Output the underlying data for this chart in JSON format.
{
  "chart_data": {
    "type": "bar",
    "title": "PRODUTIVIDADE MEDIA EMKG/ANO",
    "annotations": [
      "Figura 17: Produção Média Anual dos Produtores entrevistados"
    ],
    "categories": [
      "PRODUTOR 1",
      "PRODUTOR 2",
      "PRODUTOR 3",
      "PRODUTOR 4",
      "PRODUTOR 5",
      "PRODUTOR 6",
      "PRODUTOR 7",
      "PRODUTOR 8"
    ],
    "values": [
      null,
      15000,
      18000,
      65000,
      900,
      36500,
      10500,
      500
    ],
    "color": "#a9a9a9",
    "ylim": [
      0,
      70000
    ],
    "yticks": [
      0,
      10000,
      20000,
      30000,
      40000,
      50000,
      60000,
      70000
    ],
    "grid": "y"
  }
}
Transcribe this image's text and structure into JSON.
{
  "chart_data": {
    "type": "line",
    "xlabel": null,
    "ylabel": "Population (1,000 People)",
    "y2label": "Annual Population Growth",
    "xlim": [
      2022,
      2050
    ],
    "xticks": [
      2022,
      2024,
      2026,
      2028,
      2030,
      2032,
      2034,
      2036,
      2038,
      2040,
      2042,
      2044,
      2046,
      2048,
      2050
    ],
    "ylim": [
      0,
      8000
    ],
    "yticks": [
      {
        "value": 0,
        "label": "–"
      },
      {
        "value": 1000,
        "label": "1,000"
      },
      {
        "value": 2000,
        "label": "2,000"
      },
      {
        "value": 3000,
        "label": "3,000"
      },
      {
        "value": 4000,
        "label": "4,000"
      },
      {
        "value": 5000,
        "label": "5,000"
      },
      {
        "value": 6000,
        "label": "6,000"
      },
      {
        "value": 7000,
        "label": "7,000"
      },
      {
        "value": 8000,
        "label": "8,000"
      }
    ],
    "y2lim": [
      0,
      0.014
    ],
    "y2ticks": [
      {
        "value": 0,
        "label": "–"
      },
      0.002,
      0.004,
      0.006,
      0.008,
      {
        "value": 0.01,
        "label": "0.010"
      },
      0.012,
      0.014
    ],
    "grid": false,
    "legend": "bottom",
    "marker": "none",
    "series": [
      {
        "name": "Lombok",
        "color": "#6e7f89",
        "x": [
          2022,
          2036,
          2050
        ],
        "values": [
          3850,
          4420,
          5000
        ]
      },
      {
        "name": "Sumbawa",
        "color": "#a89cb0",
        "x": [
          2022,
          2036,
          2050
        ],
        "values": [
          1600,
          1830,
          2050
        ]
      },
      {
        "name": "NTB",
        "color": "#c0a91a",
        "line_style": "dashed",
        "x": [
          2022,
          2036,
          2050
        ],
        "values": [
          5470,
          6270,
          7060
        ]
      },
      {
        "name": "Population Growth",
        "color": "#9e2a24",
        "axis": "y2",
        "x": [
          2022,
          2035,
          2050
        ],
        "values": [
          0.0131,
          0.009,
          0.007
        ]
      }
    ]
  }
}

○ ○ ○

Find the lines containing "JSON" and pull them out.

### Final answer
Output the underlying data for this chart in JSON format.
Transcribe this image's text and structure into JSON.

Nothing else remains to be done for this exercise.